#### Prompt:
Write out the entries again exactly as they are given.

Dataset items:
— start —

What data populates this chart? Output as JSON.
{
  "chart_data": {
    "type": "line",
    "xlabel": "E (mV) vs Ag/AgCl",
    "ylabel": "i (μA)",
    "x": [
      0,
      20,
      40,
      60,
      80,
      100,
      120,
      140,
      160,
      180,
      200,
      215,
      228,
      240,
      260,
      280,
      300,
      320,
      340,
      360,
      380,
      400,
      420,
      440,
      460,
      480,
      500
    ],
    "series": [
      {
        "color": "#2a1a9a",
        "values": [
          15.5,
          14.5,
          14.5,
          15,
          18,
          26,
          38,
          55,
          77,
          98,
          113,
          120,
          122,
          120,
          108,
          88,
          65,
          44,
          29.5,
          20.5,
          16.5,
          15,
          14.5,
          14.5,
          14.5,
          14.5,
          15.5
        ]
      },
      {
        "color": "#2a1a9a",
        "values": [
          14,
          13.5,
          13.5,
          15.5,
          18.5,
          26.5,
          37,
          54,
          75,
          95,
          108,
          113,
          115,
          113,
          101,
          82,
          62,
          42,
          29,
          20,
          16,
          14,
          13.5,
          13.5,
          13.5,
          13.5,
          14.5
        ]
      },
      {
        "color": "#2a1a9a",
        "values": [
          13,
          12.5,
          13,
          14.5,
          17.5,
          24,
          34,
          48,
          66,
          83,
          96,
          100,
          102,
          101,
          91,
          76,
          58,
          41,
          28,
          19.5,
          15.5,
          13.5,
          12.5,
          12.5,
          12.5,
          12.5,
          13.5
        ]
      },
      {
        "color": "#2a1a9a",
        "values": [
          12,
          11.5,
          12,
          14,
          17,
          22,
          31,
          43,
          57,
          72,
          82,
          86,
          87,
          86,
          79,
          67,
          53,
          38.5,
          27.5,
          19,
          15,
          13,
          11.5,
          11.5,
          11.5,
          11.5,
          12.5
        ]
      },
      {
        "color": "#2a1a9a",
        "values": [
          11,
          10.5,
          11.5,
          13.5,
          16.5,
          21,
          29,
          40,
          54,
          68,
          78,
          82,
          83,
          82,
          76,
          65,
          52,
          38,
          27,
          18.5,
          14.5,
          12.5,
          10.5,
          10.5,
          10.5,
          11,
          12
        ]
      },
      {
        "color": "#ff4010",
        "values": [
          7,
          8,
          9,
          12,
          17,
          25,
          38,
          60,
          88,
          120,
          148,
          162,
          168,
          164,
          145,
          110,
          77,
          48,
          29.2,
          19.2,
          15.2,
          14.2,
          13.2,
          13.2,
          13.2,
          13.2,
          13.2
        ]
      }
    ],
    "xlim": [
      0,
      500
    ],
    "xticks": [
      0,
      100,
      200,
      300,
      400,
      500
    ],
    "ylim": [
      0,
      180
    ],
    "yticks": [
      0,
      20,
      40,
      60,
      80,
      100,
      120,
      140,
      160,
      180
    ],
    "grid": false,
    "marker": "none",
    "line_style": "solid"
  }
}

— end —

#### Expected answer:
What data populates this chart? Output as JSON.
{
  "chart_data": {
    "type": "line",
    "xlabel": "E (mV) vs Ag/AgCl",
    "ylabel": "i (μA)",
    "x": [
      0,
      20,
      40,
      60,
      80,
      100,
      120,
      140,
      160,
      180,
      200,
      215,
      228,
      240,
      260,
      280,
      300,
      320,
      340,
      360,
      380,
      400,
      420,
      440,
      460,
      480,
      500
    ],
    "series": [
      {
        "color": "#2a1a9a",
        "values": [
          15.5,
          14.5,
          14.5,
          15,
          18,
          26,
          38,
          55,
          77,
          98,
          113,
          120,
          122,
          120,
          108,
          88,
          65,
          44,
          29.5,
          20.5,
          16.5,
          15,
          14.5,
          14.5,
          14.5,
          14.5,
          15.5
        ]
      },
      {
        "color": "#2a1a9a",
        "values": [
          14,
          13.5,
          13.5,
          15.5,
          18.5,
          26.5,
          37,
          54,
          75,
          95,
          108,
          113,
          115,
          113,
          101,
          82,
          62,
          42,
          29,
          20,
          16,
          14,
          13.5,
          13.5,
          13.5,
          13.5,
          14.5
        ]
      },
      {
        "color": "#2a1a9a",
        "values": [
          13,
          12.5,
          13,
          14.5,
          17.5,
          24,
          34,
          48,
          66,
          83,
          96,
          100,
          102,
          101,
          91,
          76,
          58,
          41,
          28,
          19.5,
          15.5,
          13.5,
          12.5,
          12.5,
          12.5,
          12.5,
          13.5
        ]
      },
      {
        "color": "#2a1a9a",
        "values": [
          12,
          11.5,
          12,
          14,
          17,
          22,
          31,
          43,
          57,
          72,
          82,
          86,
          87,
          86,
          79,
          67,
          53,
          38.5,
          27.5,
          19,
          15,
          13,
          11.5,
          11.5,
          11.5,
          11.5,
          12.5
        ]
      },
      {
        "color": "#2a1a9a",
        "values": [
          11,
          10.5,
          11.5,
          13.5,
          16.5,
          21,
          29,
          40,
          54,
          68,
          78,
          82,
          83,
          82,
          76,
          65,
          52,
          38,
          27,
          18.5,
          14.5,
          12.5,
          10.5,
          10.5,
          10.5,
          11,
          12
        ]
      },
      {
        "color": "#ff4010",
        "values": [
          7,
          8,
          9,
          12,
          17,
          25,
          38,
          60,
          88,
          120,
          148,
          162,
          168,
          164,
          145,
          110,
          77,
          48,
          29.2,
          19.2,
          15.2,
          14.2,
          13.2,
          13.2,
          13.2,
          13.2,
          13.2
        ]
      }
    ],
    "xlim": [
      0,
      500
    ],
    "xticks": [
      0,
      100,
      200,
      300,
      400,
      500
    ],
    "ylim": [
      0,
      180
    ],
    "yticks": [
      0,
      20,
      40,
      60,
      80,
      100,
      120,
      140,
      160,
      180
    ],
    "grid": false,
    "marker": "none",
    "line_style": "solid"
  }
}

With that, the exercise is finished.